**Set exercise:** Each entry should be quoted word for word, including every mark of punctuation.

**Records supplied:**
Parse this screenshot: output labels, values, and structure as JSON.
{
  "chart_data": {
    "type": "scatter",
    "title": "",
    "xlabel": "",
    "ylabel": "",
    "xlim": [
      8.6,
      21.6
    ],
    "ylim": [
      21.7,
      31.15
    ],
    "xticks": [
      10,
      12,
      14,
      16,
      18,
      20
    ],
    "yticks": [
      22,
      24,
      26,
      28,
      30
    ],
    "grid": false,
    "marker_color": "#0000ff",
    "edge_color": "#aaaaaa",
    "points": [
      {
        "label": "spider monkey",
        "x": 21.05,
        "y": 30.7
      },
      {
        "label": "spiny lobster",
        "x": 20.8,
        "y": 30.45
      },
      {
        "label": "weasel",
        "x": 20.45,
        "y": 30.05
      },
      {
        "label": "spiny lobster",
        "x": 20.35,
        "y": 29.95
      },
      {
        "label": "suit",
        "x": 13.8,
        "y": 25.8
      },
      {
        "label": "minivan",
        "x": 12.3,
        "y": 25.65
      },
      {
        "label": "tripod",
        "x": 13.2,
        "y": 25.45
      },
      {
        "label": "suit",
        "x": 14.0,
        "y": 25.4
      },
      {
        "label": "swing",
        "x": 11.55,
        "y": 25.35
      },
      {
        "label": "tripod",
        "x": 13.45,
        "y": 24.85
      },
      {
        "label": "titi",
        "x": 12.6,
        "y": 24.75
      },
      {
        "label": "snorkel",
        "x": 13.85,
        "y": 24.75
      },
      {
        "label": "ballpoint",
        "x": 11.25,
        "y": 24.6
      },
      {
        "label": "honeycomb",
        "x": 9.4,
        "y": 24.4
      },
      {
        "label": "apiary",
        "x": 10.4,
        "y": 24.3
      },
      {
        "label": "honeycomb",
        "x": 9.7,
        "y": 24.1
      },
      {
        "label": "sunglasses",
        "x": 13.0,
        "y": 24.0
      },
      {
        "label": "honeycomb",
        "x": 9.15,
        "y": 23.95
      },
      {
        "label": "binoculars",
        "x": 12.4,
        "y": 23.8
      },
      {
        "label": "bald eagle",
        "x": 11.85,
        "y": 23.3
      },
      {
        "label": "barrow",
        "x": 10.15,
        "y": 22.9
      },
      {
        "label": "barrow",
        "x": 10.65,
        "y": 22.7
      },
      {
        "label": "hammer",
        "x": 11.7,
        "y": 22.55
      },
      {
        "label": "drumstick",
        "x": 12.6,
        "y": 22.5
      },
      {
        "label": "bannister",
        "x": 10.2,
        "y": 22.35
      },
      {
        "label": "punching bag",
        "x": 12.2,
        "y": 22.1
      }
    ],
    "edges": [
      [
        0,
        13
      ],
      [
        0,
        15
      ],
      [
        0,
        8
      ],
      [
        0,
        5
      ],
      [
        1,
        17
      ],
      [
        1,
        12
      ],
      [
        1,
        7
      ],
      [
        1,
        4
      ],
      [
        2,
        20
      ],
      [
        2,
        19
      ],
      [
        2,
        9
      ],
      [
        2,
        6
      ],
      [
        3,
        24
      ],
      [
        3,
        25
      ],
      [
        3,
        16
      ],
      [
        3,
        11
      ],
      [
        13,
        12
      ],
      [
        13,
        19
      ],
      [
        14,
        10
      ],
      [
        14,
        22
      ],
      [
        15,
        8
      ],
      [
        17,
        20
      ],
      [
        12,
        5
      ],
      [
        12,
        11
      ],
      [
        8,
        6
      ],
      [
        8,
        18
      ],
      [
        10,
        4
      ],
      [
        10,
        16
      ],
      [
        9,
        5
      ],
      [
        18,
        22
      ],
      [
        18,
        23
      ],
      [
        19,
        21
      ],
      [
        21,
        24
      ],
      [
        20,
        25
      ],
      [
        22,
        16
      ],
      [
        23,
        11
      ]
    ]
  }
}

**Answer below:**
Parse this screenshot: output labels, values, and structure as JSON.
{
  "chart_data": {
    "type": "scatter",
    "title": "",
    "xlabel": "",
    "ylabel": "",
    "xlim": [
      8.6,
      21.6
    ],
    "ylim": [
      21.7,
      31.15
    ],
    "xticks": [
      10,
      12,
      14,
      16,
      18,
      20
    ],
    "yticks": [
      22,
      24,
      26,
      28,
      30
    ],
    "grid": false,
    "marker_color": "#0000ff",
    "edge_color": "#aaaaaa",
    "points": [
      {
        "label": "spider monkey",
        "x": 21.05,
        "y": 30.7
      },
      {
        "label": "spiny lobster",
        "x": 20.8,
        "y": 30.45
      },
      {
        "label": "weasel",
        "x": 20.45,
        "y": 30.05
      },
      {
        "label": "spiny lobster",
        "x": 20.35,
        "y": 29.95
      },
      {
        "label": "suit",
        "x": 13.8,
        "y": 25.8
      },
      {
        "label": "minivan",
        "x": 12.3,
        "y": 25.65
      },
      {
        "label": "tripod",
        "x": 13.2,
        "y": 25.45
      },
      {
        "label": "suit",
        "x": 14.0,
        "y": 25.4
      },
      {
        "label": "swing",
        "x": 11.55,
        "y": 25.35
      },
      {
        "label": "tripod",
        "x": 13.45,
        "y": 24.85
      },
      {
        "label": "titi",
        "x": 12.6,
        "y": 24.75
      },
      {
        "label": "snorkel",
        "x": 13.85,
        "y": 24.75
      },
      {
        "label": "ballpoint",
        "x": 11.25,
        "y": 24.6
      },
      {
        "label": "honeycomb",
        "x": 9.4,
        "y": 24.4
      },
      {
        "label": "apiary",
        "x": 10.4,
        "y": 24.3
      },
      {
        "label": "honeycomb",
        "x": 9.7,
        "y": 24.1
      },
      {
        "label": "sunglasses",
        "x": 13.0,
        "y": 24.0
      },
      {
        "label": "honeycomb",
        "x": 9.15,
        "y": 23.95
      },
      {
        "label": "binoculars",
        "x": 12.4,
        "y": 23.8
      },
      {
        "label": "bald eagle",
        "x": 11.85,
        "y": 23.3
      },
      {
        "label": "barrow",
        "x": 10.15,
        "y": 22.9
      },
      {
        "label": "barrow",
        "x": 10.65,
        "y": 22.7
      },
      {
        "label": "hammer",
        "x": 11.7,
        "y": 22.55
      },
      {
        "label": "drumstick",
        "x": 12.6,
        "y": 22.5
      },
      {
        "label": "bannister",
        "x": 10.2,
        "y": 22.35
      },
      {
        "label": "punching bag",
        "x": 12.2,
        "y": 22.1
      }
    ],
    "edges": [
      [
        0,
        13
      ],
      [
        0,
        15
      ],
      [
        0,
        8
      ],
      [
        0,
        5
      ],
      [
        1,
        17
      ],
      [
        1,
        12
      ],
      [
        1,
        7
      ],
      [
        1,
        4
      ],
      [
        2,
        20
      ],
      [
        2,
        19
      ],
      [
        2,
        9
      ],
      [
        2,
        6
      ],
      [
        3,
        24
      ],
      [
        3,
        25
      ],
      [
        3,
        16
      ],
      [
        3,
        11
      ],
      [
        13,
        12
      ],
      [
        13,
        19
      ],
      [
        14,
        10
      ],
      [
        14,
        22
      ],
      [
        15,
        8
      ],
      [
        17,
        20
      ],
      [
        12,
        5
      ],
      [
        12,
        11
      ],
      [
        8,
        6
      ],
      [
        8,
        18
      ],
      [
        10,
        4
      ],
      [
        10,
        16
      ],
      [
        9,
        5
      ],
      [
        18,
        22
      ],
      [
        18,
        23
      ],
      [
        19,
        21
      ],
      [
        21,
        24
      ],
      [
        20,
        25
      ],
      [
        22,
        16
      ],
      [
        23,
        11
      ]
    ]
  }
}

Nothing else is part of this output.